Repeat the material below exactly, line for line.

•••

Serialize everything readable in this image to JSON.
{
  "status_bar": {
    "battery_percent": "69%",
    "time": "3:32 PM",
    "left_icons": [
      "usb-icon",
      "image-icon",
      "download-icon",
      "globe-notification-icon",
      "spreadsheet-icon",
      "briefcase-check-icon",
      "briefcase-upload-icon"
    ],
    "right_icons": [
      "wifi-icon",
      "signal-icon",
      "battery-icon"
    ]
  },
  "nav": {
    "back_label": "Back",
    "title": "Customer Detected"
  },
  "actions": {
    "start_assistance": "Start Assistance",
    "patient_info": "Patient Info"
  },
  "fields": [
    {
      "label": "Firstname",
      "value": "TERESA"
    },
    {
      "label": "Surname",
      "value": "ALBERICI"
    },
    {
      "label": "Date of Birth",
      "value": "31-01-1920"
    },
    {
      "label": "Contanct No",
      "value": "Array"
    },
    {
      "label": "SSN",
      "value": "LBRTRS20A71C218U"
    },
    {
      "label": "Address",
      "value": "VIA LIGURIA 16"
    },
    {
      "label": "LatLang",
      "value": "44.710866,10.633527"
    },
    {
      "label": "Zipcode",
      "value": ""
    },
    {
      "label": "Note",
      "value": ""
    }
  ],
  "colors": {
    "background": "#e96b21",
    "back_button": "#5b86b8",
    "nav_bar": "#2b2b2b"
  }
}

•••

▸ Task solution:
Serialize everything readable in this image to JSON.
{
  "status_bar": {
    "battery_percent": "69%",
    "time": "3:32 PM",
    "left_icons": [
      "usb-icon",
      "image-icon",
      "download-icon",
      "globe-notification-icon",
      "spreadsheet-icon",
      "briefcase-check-icon",
      "briefcase-upload-icon"
    ],
    "right_icons": [
      "wifi-icon",
      "signal-icon",
      "battery-icon"
    ]
  },
  "nav": {
    "back_label": "Back",
    "title": "Customer Detected"
  },
  "actions": {
    "start_assistance": "Start Assistance",
    "patient_info": "Patient Info"
  },
  "fields": [
    {
      "label": "Firstname",
      "value": "TERESA"
    },
    {
      "label": "Surname",
      "value": "ALBERICI"
    },
    {
      "label": "Date of Birth",
      "value": "31-01-1920"
    },
    {
      "label": "Contanct No",
      "value": "Array"
    },
    {
      "label": "SSN",
      "value": "LBRTRS20A71C218U"
    },
    {
      "label": "Address",
      "value": "VIA LIGURIA 16"
    },
    {
      "label": "LatLang",
      "value": "44.710866,10.633527"
    },
    {
      "label": "Zipcode",
      "value": ""
    },
    {
      "label": "Note",
      "value": ""
    }
  ],
  "colors": {
    "background": "#e96b21",
    "back_button": "#5b86b8",
    "nav_bar": "#2b2b2b"
  }
}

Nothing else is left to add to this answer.